--- Start DATA PROVIDED ---

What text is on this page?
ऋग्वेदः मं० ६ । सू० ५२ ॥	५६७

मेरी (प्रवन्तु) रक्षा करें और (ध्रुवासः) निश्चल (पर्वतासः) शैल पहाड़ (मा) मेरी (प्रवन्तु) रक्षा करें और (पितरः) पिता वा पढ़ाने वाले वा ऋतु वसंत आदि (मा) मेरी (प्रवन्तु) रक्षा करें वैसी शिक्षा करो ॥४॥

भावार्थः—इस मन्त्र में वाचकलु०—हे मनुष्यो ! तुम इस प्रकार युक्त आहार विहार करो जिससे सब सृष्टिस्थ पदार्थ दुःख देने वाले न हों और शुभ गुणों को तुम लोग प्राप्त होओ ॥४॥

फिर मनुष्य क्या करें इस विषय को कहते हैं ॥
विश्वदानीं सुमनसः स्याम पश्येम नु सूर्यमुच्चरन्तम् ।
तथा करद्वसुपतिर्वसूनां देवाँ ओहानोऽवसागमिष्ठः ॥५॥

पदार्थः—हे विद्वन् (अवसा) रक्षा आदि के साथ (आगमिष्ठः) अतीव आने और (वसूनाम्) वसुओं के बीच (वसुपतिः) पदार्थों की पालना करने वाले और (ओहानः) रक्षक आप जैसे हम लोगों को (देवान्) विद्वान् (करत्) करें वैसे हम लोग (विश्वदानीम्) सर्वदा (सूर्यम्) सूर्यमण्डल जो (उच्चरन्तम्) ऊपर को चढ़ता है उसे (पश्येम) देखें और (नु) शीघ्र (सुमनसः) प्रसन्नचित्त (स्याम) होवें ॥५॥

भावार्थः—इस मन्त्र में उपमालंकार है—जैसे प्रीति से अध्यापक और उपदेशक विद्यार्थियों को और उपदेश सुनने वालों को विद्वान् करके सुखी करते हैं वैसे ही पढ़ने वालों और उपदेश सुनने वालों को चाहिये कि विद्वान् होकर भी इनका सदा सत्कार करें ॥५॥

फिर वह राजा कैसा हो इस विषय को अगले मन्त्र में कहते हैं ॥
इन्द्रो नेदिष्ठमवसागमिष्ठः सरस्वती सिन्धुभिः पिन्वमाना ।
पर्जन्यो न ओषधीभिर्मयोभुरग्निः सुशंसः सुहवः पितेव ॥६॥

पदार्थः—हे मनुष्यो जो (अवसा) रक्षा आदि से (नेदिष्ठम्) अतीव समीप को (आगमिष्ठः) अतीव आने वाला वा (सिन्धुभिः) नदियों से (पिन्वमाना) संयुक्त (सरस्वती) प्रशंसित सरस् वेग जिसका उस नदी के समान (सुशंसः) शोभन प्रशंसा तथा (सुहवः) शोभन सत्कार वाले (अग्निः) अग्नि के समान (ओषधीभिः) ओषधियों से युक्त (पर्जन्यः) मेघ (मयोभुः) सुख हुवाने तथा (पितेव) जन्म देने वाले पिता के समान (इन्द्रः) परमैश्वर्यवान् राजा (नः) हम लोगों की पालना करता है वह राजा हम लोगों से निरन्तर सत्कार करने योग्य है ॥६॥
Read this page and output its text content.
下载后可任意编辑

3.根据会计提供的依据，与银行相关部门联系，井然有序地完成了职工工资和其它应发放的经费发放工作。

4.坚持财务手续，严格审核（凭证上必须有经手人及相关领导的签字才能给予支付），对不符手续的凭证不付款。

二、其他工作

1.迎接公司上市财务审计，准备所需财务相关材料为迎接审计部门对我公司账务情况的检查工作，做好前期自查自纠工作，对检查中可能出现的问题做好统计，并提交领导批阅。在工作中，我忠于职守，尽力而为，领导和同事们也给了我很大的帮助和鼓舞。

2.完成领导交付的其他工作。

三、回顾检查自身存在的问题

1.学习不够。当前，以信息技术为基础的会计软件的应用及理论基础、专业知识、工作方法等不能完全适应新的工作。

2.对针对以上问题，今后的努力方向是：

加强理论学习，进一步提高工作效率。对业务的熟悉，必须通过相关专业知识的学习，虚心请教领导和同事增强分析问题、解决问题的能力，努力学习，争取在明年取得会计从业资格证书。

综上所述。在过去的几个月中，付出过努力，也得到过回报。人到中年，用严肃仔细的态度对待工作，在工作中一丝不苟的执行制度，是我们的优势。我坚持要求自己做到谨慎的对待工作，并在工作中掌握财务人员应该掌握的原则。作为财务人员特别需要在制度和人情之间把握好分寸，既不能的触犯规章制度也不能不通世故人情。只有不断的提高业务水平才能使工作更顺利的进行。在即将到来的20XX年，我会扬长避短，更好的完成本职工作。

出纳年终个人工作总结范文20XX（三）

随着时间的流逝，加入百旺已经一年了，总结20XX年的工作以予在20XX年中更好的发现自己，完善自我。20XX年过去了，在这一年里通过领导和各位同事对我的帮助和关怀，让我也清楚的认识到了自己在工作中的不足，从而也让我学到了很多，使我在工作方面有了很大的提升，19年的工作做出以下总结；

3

--- End DATA PROVIDED ---

### WHAT IS BEING ASKED
Go over the data above and copy every line that has the word "text" in it.

### RESPONSE TO THE TASK
What text is on this page?
Read this page and output its text content.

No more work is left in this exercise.